● **Extrait cité**:
____________
Titre : Deep Learning for Satellite Imagery: Semantic Segmentation, Non-Rigid Alignment, and Self-Denoising
Nom du conférencier : Guillaume Charpiat
Son affiliation : Équipe TAU, INRIA Saclay / LRI – Université Paris-Sud
Laboratoire organisateur : IPSL
Date et heure : 04-12-2019 10h30
Lieu : Campus Pierre and Marie Curie (Sorbonne Université) - 4 place Jussieu - Paris 5 - salle 105 du LIP6 couloir 25-26 1er étage
Résumé :


Le groupe IA et Climat ( AI4climate.lip6.fr ) qui réunit des chercheurs de l’IPSL et le LIP6 organise un séminaire public (sans inscription) bi-trimestriel pour présenter des recherches pluridisciplinaires concernant l’utilisation des méthodes d’intelligence Artificielle dans les sciences de l’environnement et du climat. Cette initiative est soutenue par le groupe de travail SAMA (Statistiques pour l’analyse, la modélisation et l’assimilation) de l’IPSL.
____________
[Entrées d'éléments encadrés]
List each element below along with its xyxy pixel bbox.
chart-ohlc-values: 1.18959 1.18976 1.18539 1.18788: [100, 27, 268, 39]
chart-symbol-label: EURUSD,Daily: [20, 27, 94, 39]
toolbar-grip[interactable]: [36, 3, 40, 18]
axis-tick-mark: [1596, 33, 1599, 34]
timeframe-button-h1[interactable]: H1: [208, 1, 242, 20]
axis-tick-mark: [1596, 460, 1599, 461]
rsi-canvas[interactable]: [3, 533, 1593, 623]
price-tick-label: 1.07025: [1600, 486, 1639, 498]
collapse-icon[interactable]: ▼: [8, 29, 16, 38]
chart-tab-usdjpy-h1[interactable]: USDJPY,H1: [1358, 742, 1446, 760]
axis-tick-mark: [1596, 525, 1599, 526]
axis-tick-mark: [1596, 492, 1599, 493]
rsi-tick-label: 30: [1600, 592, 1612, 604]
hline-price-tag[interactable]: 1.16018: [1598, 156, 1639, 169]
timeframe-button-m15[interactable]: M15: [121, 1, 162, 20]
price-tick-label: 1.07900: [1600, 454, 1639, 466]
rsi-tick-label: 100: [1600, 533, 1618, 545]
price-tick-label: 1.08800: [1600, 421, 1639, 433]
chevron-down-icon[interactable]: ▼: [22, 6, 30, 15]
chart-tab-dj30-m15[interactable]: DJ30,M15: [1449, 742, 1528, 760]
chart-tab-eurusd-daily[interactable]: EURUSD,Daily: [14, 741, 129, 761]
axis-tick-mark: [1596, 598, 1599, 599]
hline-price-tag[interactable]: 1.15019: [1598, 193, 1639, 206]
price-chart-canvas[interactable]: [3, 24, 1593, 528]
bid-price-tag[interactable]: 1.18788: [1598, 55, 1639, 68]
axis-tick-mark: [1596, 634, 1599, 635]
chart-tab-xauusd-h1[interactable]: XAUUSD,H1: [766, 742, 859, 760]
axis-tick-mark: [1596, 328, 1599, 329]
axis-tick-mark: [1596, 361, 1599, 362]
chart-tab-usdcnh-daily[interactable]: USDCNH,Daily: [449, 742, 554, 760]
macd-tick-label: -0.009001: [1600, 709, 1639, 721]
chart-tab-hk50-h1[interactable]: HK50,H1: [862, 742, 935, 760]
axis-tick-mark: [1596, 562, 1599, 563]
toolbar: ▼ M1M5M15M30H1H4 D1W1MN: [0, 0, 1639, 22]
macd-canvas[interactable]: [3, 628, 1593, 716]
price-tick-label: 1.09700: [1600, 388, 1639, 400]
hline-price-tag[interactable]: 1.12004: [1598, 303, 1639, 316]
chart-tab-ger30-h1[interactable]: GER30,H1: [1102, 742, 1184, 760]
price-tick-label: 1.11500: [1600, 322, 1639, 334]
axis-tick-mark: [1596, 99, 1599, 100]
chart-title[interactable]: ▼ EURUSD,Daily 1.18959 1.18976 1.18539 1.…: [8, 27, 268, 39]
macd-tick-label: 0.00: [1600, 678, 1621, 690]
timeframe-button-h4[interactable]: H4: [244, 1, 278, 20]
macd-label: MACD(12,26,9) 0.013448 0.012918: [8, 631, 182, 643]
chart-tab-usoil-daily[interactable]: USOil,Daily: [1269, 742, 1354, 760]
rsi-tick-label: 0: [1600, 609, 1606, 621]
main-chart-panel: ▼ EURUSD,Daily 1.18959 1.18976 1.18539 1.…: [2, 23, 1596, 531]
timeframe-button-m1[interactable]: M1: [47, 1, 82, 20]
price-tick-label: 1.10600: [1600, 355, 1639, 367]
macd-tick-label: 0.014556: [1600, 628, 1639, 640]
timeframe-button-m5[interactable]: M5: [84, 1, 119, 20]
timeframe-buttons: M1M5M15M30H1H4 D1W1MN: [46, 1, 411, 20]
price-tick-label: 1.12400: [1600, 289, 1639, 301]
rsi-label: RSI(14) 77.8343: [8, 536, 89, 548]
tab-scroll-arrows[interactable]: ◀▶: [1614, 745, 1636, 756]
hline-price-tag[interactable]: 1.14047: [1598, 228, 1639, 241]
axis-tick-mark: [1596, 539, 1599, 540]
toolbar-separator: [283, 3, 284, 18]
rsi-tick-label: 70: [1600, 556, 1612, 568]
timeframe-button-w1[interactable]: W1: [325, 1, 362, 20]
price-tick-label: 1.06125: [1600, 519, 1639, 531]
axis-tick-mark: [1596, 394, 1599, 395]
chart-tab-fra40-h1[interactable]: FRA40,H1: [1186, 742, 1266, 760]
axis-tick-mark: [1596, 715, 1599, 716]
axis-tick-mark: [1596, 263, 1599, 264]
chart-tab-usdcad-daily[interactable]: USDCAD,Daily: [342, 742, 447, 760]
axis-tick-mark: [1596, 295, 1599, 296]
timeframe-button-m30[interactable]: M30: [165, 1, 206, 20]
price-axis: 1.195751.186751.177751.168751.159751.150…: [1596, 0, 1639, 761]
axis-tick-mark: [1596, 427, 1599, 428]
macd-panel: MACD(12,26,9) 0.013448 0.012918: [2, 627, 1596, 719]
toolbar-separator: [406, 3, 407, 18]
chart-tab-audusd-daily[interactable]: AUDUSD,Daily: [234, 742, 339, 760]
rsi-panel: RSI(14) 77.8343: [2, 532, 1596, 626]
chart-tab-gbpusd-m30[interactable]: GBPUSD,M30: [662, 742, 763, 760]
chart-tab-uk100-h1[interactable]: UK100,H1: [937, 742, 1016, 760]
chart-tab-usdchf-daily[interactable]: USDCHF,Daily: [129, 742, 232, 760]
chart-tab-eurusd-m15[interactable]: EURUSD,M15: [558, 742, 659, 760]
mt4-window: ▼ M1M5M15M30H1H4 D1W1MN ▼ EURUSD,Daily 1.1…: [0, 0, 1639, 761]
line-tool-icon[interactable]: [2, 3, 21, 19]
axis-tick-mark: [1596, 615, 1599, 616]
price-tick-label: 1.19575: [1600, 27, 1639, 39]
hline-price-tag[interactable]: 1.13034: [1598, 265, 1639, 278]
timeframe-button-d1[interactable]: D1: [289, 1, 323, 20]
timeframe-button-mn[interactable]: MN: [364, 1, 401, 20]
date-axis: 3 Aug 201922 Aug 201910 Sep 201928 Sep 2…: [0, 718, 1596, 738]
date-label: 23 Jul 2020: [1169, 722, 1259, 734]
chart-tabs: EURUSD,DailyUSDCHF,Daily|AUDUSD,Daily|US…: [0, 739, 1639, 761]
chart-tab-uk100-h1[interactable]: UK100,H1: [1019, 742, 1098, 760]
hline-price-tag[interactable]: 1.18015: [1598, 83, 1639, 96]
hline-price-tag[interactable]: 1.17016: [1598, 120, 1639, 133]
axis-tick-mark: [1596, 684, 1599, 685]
____________
● **Consignes**:
a) Dans l'annonce du séminaire, quels sont les thèmes énumérés dans le titre après les deux-points ?
b) Selon l'annonce du séminaire, quel groupe de travail soutient cette initiative ?
c) Recopiez l'annonce du séminaire en commençant par « Le groupe IA » et en continuant jusqu'à « l’assimilation) de l’IPSL. ».

● **Corrigés**:
a) Semantic Segmentation, Non-Rigid Alignment, Self-Denoising

b) Le groupe de travail SAMA (Statistiques pour l'analyse, la modélisation et l'assimilation) de l'IPSL.

c)
Le groupe IA et Climat ( AI4climate.lip6.fr ) qui réunit des chercheurs de l’IPSL et le LIP6 organise un séminaire public (sans inscription) bi-trimestriel pour présenter des recherches pluridisciplinaires concernant l’utilisation des méthodes d’intelligence Artificielle dans les sciences de l’environnement et du climat. Cette initiative est soutenue par le groupe de travail SAMA (Statistiques pour l’analyse, la modélisation et l’assimilation) de l’IPSL.